» **Problems to work on**:
1 > Answer these from the post on Johnson's levelling-up speech:
(a) According to what his spokesman apparently said, why was the England football team's visit to Downing Street cancelled?
(b) Who founded Conservative Home?
(c) How is the copy of the speech published yesterday billed?
2 > Quote the post on Johnson's levelling-up speech word for word, starting at "Seeing through Johnson" and ending at "civil service help.".

Friday 16 July 2021

Seeing through Johnson

Johnson’s speech about “levelling up” yesterday was an extraordinary affair. We were told, apparently by his spokesman, that the visit of the England football team to Downing Street was cancelled to allow him to finish working on it. Others say the squad refused to attend a planned photo opportunity with him, but who knows. What I would say is that if the answer was the former, it wasn’t time well spent.

A lot of commentators immediately condemned it for being vapid or lacking detail and coherence. Even Tim Montgomerie, founder of Conservative Home, said he was non the wiser about what levelling up actually means:

Others pointed to the structure of the speech. It was quite unlike any great policy announcement made by previous prime ministers giving speeches drafted by experienced speech writers perhaps with civil service help.

I think we can say it was all his own work, not just because it was rambling, disjointed and incoherent but also because I think he didn’t give a copy of it to anybody before delivering it. I say this because the copy published yesterday is billed as a “transcript of the speech, exactly as it was delivered". Why do that if a text was available?

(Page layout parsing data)
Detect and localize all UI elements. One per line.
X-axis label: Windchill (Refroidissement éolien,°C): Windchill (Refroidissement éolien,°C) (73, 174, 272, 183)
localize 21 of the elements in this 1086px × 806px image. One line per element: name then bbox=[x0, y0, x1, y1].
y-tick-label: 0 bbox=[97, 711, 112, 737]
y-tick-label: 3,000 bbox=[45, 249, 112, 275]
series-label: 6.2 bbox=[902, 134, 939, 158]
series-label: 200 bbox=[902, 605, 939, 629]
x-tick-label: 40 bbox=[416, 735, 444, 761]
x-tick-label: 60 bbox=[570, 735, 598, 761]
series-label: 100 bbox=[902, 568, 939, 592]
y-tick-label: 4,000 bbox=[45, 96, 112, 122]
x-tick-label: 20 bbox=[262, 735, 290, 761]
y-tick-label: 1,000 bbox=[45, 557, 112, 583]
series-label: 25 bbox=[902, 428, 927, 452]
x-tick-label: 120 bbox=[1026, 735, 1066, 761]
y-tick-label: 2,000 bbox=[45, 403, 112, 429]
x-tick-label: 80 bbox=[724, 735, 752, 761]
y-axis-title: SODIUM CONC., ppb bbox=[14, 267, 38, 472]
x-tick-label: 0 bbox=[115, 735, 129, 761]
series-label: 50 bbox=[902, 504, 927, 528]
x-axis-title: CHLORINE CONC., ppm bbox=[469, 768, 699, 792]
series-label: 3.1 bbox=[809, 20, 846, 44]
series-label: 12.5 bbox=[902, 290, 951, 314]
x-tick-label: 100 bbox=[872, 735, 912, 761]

» **Solved tasks**:
1 >
(a) To allow him to finish working on the speech.
(b) Tim Montgomerie.
(c) As a "transcript of the speech, exactly as it was delivered".

2 >
Seeing through Johnson

Johnson’s speech about “levelling up” yesterday was an extraordinary affair. We were told, apparently by his spokesman, that the visit of the England football team to Downing Street was cancelled to allow him to finish working on it. Others say the squad refused to attend a planned photo opportunity with him, but who knows. What I would say is that if the answer was the former, it wasn’t time well spent.

A lot of commentators immediately condemned it for being vapid or lacking detail and coherence. Even Tim Montgomerie, founder of Conservative Home, said he was non the wiser about what levelling up actually means:

Others pointed to the structure of the speech. It was quite unlike any great policy announcement made by previous prime ministers giving speeches drafted by experienced speech writers perhaps with civil service help.